== BRIEF ==
Below is a block of records. Copy every line in it that contains the word "inmigrantes".

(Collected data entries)

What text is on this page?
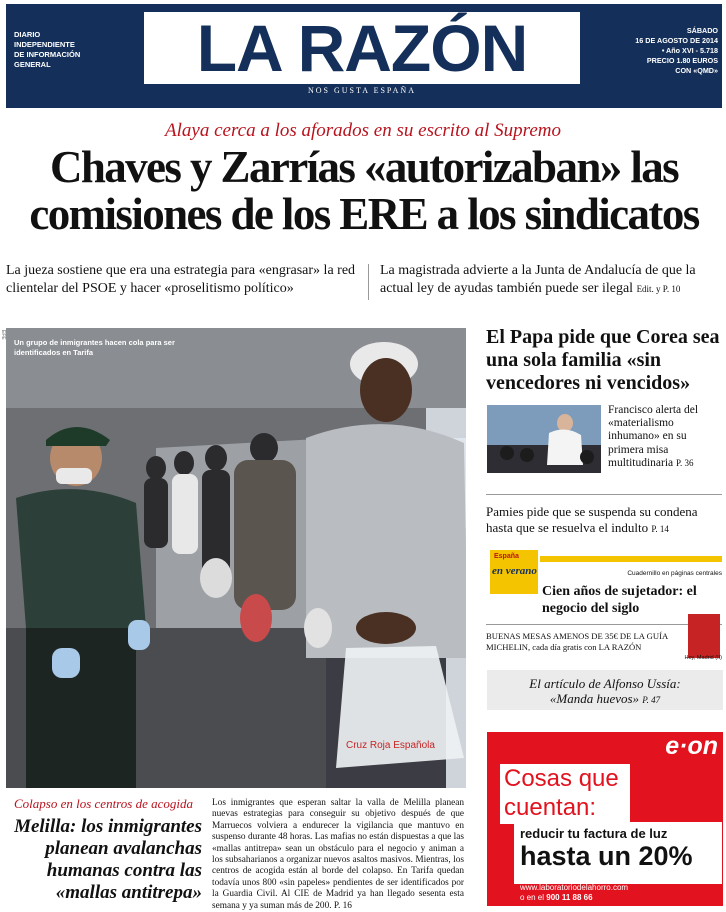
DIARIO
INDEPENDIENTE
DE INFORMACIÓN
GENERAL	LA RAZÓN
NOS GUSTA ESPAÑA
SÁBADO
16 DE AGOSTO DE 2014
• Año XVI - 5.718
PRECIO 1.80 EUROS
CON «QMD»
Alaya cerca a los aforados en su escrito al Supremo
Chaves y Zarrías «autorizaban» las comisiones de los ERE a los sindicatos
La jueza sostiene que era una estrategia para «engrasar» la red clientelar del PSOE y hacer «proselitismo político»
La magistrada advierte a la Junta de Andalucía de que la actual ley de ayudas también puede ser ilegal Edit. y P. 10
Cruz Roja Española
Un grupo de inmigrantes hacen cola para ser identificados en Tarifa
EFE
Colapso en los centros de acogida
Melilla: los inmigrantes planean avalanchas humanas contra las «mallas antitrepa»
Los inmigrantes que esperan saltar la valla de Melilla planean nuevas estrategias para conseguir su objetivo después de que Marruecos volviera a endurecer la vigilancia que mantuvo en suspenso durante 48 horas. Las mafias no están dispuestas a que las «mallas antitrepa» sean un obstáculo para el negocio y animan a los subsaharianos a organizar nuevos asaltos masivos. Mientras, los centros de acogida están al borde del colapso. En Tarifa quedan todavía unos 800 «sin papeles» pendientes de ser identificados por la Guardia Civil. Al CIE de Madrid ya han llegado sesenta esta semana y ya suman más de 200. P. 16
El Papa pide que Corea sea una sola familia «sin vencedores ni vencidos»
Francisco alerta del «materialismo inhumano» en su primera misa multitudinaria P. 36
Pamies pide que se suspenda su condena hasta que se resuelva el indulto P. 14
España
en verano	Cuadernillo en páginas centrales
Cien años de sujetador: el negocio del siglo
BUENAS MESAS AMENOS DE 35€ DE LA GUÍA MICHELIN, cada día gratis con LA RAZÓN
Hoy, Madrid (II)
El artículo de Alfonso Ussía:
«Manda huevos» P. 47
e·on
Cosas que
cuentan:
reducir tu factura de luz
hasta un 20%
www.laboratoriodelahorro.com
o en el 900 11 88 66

...

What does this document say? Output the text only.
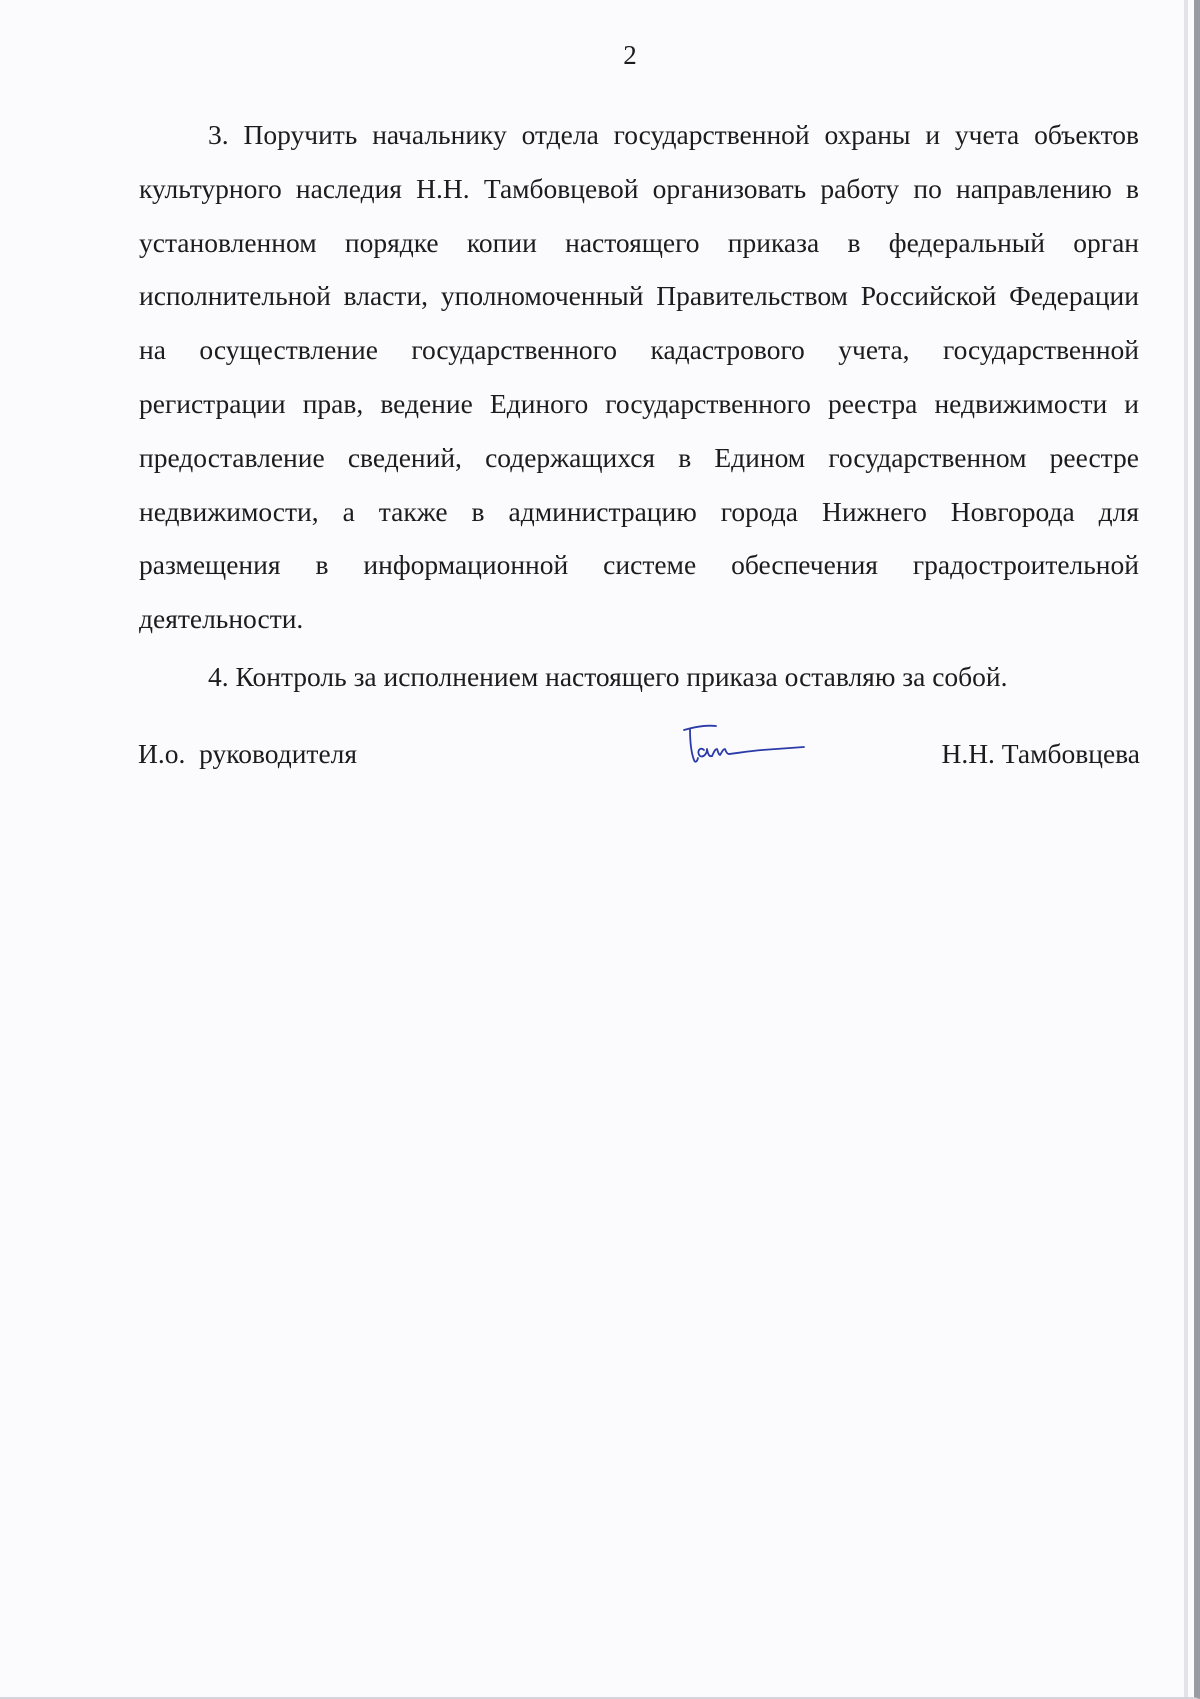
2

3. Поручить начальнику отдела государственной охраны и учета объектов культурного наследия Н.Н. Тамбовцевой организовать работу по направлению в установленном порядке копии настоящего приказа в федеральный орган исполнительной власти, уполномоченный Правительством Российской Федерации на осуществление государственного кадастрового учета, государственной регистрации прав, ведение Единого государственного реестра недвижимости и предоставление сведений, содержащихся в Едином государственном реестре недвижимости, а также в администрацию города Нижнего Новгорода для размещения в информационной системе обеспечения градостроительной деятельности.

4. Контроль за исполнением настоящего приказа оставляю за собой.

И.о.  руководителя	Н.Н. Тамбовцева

== RESPONSE TO THE TASK ==
Un grupo de inmigrantes hacen cola para ser identificados en Tarifa
Melilla: los inmigrantes planean avalanchas humanas contra las «mallas antitrepa»
Los inmigrantes que esperan saltar la valla de Melilla planean nuevas estrategias para conseguir su objetivo después de que Marruecos volviera a endurecer la vigilancia que mantuvo en suspenso durante 48 horas. Las mafias no están dispuestas a que las «mallas antitrepa» sean un obstáculo para el negocio y animan a los subsaharianos a organizar nuevos asaltos masivos. Mientras, los centros de acogida están al borde del colapso. En Tarifa quedan todavía unos 800 «sin papeles» pendientes de ser identificados por la Guardia Civil. Al CIE de Madrid ya han llegado sesenta esta semana y ya suman más de 200. P. 16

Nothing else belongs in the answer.